** 指示 1 **
三島由紀夫の演説を扱った文章で、鉢巻きに墨書きされていた言葉は何か。

** ページ抜粋 **

『我々は4年待った。
最後の1年は熱烈に待った。
もう待てぬ。
自ら冒涜する者を待つわけには行かぬ。しかしあと30分、最後の30分待とう。
共に起って義のために死ぬのだ。
日本を日本の真姿に戻し、そこで死ぬのだ。生命尊重のみで魂は死んでもよいのか。生命以上の価値なくして何の軍隊だ』
【七生報国】 (七度生まれて朝敵を伐ち 国に報いるの意) と墨書きされた鉢巻き。欧州の軍服を想わせる洗練された制服と、純白の手袋がたばさむ銘刀・関の孫六。後ろの若き青年が仁王立ちして見護る中、敢えてマイクを使わず、自らの生身の体から発する肉声によって思いの丈を叫ぶ。
古来より日本民族、特に”もののふ”とされる者が「美しくも貴きこと」としてきた究極の作法。自らの生命を神、すなわち天皇陛下へ奉還することで生命以上の”ありがたき”ものへと昇華させる純粋且つ、厳粛なる儀式は…この時既に始まっていた。
こんにちは! チバレイです。
かねてより三島由紀夫・森田必勝両烈士の「義挙」についての文献を紐解き、私なりにその思いを汲み取ることに努めてきました。そこに”純粋な日本人”としての「祈り」と、”もののふ”としての「衿持」が在るからこそ、両烈士のとった行動は48年という時を経ても尚、変わらぬ輝きと美しさを放ち続けているのだと思います。そして、それは時に日本人の心に雷鳴の如く響き渡り、時に自らを省みる道しるべとして生き続けるのではないでしょうか。
昭和~平成と時代を経て、戦後も73年を数えます。その間に日本人は惰眠を貪ってきたといわれています。我が国に蔓延る欺瞞や偽善、数ある不条理は、敗戦によってもたらされた国民精神の崩壊に起因するところが大きいのではないでしょうか。
我が国は間も無く新しい御代を迎えようとしています。昭和を遠く離れた私たちが三島・森田両烈士の命を掛けた行動から学ぶべき事は多く「後に続く」事、その気概を持つ事は絶対必要にして、とても尊い事だと思うのです。
■48年前、三島は「憲法改正はクーデターでのみ可能」と考えていた?
『今こそわれわれは生命尊重以上の価値の所在を諸君の目に見せてやる。
それは自由でも民主主義でもない。
日本だ。
我々の愛する歴史と伝統の国、日本だ。これを骨抜きにした憲法に体をぶつけて死ぬやつはいないのか。
もしいれば、今からでも共に起ち、共に死のう。
我々は至純の魂を持つ諸君が、真の武士として蘇ることを熱望するあまり、この挙にでたのである』

** 指示 2 **
リストの最初の行から始めて「37, 100, 59]」を含む行で止め、その範囲（両端の行を含む）を「folder-icon」を「directory-icon」に置き換えたうえで示せ。それ以外はそのまま残すこと。

** 保存データ **
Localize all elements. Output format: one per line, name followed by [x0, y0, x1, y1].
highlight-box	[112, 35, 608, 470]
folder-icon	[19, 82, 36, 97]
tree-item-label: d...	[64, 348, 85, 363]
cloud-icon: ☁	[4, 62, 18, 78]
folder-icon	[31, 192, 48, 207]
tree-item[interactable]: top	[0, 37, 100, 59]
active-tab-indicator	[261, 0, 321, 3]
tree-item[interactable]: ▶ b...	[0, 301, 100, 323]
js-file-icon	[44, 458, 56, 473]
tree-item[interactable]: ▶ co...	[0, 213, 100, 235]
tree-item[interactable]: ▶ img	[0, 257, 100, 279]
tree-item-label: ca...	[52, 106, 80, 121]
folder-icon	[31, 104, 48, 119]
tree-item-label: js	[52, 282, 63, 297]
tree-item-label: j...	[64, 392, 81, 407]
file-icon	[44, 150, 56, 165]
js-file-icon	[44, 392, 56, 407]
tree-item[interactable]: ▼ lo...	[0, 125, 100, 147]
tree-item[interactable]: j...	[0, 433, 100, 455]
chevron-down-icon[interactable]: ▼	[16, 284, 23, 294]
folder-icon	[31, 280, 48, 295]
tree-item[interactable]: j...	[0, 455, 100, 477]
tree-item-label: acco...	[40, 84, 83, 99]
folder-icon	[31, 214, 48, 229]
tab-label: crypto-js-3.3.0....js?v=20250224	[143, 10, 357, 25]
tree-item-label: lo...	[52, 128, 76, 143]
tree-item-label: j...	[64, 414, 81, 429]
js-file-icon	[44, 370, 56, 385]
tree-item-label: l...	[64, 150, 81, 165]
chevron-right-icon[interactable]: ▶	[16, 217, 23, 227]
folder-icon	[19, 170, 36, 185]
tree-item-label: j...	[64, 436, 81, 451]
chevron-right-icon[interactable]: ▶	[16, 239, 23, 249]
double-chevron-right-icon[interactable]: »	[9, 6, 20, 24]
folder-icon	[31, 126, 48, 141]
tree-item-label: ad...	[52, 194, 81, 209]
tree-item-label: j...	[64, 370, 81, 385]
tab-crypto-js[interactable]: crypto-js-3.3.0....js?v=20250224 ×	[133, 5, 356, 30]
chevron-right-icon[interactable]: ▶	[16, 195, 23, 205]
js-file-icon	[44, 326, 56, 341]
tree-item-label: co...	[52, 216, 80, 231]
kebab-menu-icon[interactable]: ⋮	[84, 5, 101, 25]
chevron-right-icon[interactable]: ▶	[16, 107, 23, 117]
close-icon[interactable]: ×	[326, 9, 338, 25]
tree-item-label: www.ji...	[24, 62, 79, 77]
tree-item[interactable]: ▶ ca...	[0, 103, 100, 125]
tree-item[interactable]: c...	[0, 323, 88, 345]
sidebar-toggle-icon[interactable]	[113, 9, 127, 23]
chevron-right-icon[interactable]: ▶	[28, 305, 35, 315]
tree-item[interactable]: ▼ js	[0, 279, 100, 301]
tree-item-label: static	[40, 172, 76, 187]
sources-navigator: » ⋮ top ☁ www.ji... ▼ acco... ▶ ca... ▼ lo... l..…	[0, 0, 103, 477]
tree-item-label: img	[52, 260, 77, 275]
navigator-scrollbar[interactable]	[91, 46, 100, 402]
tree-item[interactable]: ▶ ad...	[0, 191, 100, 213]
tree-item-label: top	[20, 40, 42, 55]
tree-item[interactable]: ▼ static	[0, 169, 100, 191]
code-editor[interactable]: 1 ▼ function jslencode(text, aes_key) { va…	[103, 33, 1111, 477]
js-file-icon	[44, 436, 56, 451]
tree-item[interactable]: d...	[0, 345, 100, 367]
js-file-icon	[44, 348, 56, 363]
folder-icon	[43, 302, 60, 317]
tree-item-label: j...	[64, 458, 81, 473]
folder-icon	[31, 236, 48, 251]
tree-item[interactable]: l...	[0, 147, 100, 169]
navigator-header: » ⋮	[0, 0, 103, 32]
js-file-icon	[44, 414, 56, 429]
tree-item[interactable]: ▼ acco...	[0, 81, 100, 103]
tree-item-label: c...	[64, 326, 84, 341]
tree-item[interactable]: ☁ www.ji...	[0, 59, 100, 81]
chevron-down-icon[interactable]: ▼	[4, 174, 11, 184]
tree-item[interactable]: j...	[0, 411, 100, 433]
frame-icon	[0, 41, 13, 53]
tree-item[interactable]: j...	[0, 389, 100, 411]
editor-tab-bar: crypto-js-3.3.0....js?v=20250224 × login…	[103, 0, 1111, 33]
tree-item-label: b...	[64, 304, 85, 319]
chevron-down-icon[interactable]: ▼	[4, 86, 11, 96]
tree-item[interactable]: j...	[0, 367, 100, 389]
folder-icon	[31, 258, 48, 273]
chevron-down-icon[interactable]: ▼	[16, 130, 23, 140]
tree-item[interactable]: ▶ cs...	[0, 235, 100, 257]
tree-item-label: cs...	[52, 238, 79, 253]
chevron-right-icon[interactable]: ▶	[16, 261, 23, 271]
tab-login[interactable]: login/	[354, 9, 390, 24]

** 回答 1 **
「七生報国」である。

** 回答 2 **
Localize all elements. Output format: one per line, name followed by [x0, y0, x1, y1].
highlight-box	[112, 35, 608, 470]
directory-icon	[19, 82, 36, 97]
tree-item-label: d...	[64, 348, 85, 363]
cloud-icon: ☁	[4, 62, 18, 78]
directory-icon	[31, 192, 48, 207]
tree-item[interactable]: top	[0, 37, 100, 59]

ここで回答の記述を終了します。